• _WRITTEN EXERCISE_: Print the data that follows exactly.

....

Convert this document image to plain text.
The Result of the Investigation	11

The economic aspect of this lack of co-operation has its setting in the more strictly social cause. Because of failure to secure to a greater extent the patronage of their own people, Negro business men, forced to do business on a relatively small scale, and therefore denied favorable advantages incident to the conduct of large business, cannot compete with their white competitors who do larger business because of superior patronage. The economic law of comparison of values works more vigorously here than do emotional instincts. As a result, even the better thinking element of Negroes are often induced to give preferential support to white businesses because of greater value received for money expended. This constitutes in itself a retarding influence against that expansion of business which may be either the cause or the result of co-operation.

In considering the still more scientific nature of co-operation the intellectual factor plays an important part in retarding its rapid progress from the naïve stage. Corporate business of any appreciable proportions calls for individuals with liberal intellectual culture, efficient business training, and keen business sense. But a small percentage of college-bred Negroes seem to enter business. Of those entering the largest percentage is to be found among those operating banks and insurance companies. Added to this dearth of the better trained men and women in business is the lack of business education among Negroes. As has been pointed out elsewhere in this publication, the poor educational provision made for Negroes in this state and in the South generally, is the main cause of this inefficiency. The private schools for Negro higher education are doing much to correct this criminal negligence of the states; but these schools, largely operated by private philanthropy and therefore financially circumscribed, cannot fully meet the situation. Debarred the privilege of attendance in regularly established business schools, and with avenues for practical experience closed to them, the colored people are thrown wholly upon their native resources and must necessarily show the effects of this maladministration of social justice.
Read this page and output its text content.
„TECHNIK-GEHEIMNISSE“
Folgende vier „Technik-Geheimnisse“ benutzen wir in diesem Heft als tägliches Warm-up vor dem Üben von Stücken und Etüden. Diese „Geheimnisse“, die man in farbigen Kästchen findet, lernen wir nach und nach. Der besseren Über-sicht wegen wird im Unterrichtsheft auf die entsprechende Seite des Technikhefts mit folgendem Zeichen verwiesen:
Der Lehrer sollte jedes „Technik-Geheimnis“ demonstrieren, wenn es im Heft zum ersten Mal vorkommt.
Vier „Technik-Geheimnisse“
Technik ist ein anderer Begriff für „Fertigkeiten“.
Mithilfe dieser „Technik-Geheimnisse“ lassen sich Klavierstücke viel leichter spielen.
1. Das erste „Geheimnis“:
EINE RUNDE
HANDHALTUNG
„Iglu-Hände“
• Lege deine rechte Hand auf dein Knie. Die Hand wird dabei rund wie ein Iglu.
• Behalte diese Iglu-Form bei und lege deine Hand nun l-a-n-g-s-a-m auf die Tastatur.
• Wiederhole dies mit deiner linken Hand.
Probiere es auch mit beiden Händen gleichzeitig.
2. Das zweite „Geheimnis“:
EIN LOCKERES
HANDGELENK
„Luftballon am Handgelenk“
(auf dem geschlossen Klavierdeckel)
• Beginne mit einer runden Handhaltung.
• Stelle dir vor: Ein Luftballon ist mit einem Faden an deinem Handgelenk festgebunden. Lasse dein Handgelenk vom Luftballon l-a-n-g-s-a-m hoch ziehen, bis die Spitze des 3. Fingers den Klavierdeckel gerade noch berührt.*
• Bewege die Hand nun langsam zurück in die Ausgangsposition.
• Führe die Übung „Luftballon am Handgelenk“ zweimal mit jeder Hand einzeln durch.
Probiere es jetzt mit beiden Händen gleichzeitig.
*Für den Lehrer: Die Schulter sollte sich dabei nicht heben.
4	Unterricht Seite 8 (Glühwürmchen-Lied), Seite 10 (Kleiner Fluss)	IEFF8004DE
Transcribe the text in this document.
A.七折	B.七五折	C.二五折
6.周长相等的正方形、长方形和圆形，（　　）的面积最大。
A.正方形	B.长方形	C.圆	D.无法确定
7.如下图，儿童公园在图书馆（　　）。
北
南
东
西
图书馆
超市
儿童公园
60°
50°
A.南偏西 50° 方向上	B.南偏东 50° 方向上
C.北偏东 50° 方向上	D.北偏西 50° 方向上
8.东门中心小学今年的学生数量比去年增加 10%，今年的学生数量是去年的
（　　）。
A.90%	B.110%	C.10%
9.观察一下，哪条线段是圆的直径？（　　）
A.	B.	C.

....

• _RESULT OF THIS EXERCISE_:
Convert this document image to plain text.
The Result of the Investigation	11

The economic aspect of this lack of co-operation has its setting in the more strictly social cause. Because of failure to secure to a greater extent the patronage of their own people, Negro business men, forced to do business on a relatively small scale, and therefore denied favorable advantages incident to the conduct of large business, cannot compete with their white competitors who do larger business because of superior patronage. The economic law of comparison of values works more vigorously here than do emotional instincts. As a result, even the better thinking element of Negroes are often induced to give preferential support to white businesses because of greater value received for money expended. This constitutes in itself a retarding influence against that expansion of business which may be either the cause or the result of co-operation.

In considering the still more scientific nature of co-operation the intellectual factor plays an important part in retarding its rapid progress from the naïve stage. Corporate business of any appreciable proportions calls for individuals with liberal intellectual culture, efficient business training, and keen business sense. But a small percentage of college-bred Negroes seem to enter business. Of those entering the largest percentage is to be found among those operating banks and insurance companies. Added to this dearth of the better trained men and women in business is the lack of business education among Negroes. As has been pointed out elsewhere in this publication, the poor educational provision made for Negroes in this state and in the South generally, is the main cause of this inefficiency. The private schools for Negro higher education are doing much to correct this criminal negligence of the states; but these schools, largely operated by private philanthropy and therefore financially circumscribed, cannot fully meet the situation. Debarred the privilege of attendance in regularly established business schools, and with avenues for practical experience closed to them, the colored people are thrown wholly upon their native resources and must necessarily show the effects of this maladministration of social justice.
Read this page and output its text content.
„TECHNIK-GEHEIMNISSE“
Folgende vier „Technik-Geheimnisse“ benutzen wir in diesem Heft als tägliches Warm-up vor dem Üben von Stücken und Etüden. Diese „Geheimnisse“, die man in farbigen Kästchen findet, lernen wir nach und nach. Der besseren Über-sicht wegen wird im Unterrichtsheft auf die entsprechende Seite des Technikhefts mit folgendem Zeichen verwiesen:
Der Lehrer sollte jedes „Technik-Geheimnis“ demonstrieren, wenn es im Heft zum ersten Mal vorkommt.
Vier „Technik-Geheimnisse“
Technik ist ein anderer Begriff für „Fertigkeiten“.
Mithilfe dieser „Technik-Geheimnisse“ lassen sich Klavierstücke viel leichter spielen.
1. Das erste „Geheimnis“:
EINE RUNDE
HANDHALTUNG
„Iglu-Hände“
• Lege deine rechte Hand auf dein Knie. Die Hand wird dabei rund wie ein Iglu.
• Behalte diese Iglu-Form bei und lege deine Hand nun l-a-n-g-s-a-m auf die Tastatur.
• Wiederhole dies mit deiner linken Hand.
Probiere es auch mit beiden Händen gleichzeitig.
2. Das zweite „Geheimnis“:
EIN LOCKERES
HANDGELENK
„Luftballon am Handgelenk“
(auf dem geschlossen Klavierdeckel)
• Beginne mit einer runden Handhaltung.
• Stelle dir vor: Ein Luftballon ist mit einem Faden an deinem Handgelenk festgebunden. Lasse dein Handgelenk vom Luftballon l-a-n-g-s-a-m hoch ziehen, bis die Spitze des 3. Fingers den Klavierdeckel gerade noch berührt.*
• Bewege die Hand nun langsam zurück in die Ausgangsposition.
• Führe die Übung „Luftballon am Handgelenk“ zweimal mit jeder Hand einzeln durch.
Probiere es jetzt mit beiden Händen gleichzeitig.
*Für den Lehrer: Die Schulter sollte sich dabei nicht heben.
4	Unterricht Seite 8 (Glühwürmchen-Lied), Seite 10 (Kleiner Fluss)	IEFF8004DE
Transcribe the text in this document.
A.七折	B.七五折	C.二五折
6.周长相等的正方形、长方形和圆形，（　　）的面积最大。
A.正方形	B.长方形	C.圆	D.无法确定
7.如下图，儿童公园在图书馆（　　）。
北
南
东
西
图书馆
超市
儿童公园
60°
50°
A.南偏西 50° 方向上	B.南偏东 50° 方向上
C.北偏东 50° 方向上	D.北偏西 50° 方向上
8.东门中心小学今年的学生数量比去年增加 10%，今年的学生数量是去年的
（　　）。
A.90%	B.110%	C.10%
9.观察一下，哪条线段是圆的直径？（　　）
A.	B.	C.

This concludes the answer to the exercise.